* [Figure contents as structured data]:
§
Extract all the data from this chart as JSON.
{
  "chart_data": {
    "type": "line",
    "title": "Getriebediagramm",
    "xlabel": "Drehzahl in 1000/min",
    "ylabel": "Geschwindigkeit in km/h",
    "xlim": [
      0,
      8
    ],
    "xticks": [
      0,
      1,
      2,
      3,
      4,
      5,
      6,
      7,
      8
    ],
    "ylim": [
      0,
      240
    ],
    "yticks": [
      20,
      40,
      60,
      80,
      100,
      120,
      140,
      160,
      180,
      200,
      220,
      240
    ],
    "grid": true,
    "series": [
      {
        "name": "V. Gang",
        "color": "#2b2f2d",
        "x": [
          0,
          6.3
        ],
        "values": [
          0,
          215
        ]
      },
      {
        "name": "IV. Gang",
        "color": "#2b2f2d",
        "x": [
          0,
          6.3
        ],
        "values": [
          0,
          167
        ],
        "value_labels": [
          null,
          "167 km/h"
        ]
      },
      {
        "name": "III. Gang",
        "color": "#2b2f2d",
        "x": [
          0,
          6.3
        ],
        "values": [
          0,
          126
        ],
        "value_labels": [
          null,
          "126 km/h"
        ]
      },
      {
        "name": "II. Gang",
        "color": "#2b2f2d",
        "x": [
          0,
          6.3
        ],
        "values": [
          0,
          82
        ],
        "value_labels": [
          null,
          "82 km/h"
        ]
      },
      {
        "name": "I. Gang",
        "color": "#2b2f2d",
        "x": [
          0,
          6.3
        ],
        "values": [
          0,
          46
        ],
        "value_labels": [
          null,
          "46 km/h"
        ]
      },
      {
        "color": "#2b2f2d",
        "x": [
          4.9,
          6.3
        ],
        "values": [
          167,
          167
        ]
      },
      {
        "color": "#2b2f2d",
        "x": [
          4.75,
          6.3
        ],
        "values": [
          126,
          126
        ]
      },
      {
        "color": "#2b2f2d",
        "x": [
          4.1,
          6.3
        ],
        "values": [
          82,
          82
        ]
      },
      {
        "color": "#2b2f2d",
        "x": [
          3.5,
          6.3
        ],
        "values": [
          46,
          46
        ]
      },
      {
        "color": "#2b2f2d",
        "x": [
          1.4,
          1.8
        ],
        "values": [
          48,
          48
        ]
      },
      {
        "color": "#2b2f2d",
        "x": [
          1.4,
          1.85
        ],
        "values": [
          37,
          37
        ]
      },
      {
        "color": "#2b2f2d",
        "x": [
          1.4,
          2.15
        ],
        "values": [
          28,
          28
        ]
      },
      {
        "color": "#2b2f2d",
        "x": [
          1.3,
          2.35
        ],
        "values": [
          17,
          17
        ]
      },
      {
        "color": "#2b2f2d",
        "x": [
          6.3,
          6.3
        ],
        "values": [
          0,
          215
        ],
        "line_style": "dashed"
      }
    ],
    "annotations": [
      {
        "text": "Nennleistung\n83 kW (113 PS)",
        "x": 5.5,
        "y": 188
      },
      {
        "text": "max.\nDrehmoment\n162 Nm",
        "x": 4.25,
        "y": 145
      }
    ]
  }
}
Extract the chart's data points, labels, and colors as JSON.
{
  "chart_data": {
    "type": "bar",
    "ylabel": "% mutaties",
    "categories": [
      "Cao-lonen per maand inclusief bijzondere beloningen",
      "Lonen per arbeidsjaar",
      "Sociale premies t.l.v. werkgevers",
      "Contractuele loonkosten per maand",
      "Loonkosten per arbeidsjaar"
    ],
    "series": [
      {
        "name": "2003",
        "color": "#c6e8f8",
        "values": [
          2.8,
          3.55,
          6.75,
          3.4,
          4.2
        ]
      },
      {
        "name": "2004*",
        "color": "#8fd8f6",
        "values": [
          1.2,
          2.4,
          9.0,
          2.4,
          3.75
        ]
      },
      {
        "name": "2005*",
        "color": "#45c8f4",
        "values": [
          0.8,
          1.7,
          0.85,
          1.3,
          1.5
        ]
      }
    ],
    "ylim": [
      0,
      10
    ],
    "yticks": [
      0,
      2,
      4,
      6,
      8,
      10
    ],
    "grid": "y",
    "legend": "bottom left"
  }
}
§
* [STATED TASK]: Beginning at the line that holds "Extract the chart's", reproduce each line of the records above down to and including the last one.

* [WRITTEN RESPONSE]:
Extract the chart's data points, labels, and colors as JSON.
{
  "chart_data": {
    "type": "bar",
    "ylabel": "% mutaties",
    "categories": [
      "Cao-lonen per maand inclusief bijzondere beloningen",
      "Lonen per arbeidsjaar",
      "Sociale premies t.l.v. werkgevers",
      "Contractuele loonkosten per maand",
      "Loonkosten per arbeidsjaar"
    ],
    "series": [
      {
        "name": "2003",
        "color": "#c6e8f8",
        "values": [
          2.8,
          3.55,
          6.75,
          3.4,
          4.2
        ]
      },
      {
        "name": "2004*",
        "color": "#8fd8f6",
        "values": [
          1.2,
          2.4,
          9.0,
          2.4,
          3.75
        ]
      },
      {
        "name": "2005*",
        "color": "#45c8f4",
        "values": [
          0.8,
          1.7,
          0.85,
          1.3,
          1.5
        ]
      }
    ],
    "ylim": [
      0,
      10
    ],
    "yticks": [
      0,
      2,
      4,
      6,
      8,
      10
    ],
    "grid": "y",
    "legend": "bottom left"
  }
}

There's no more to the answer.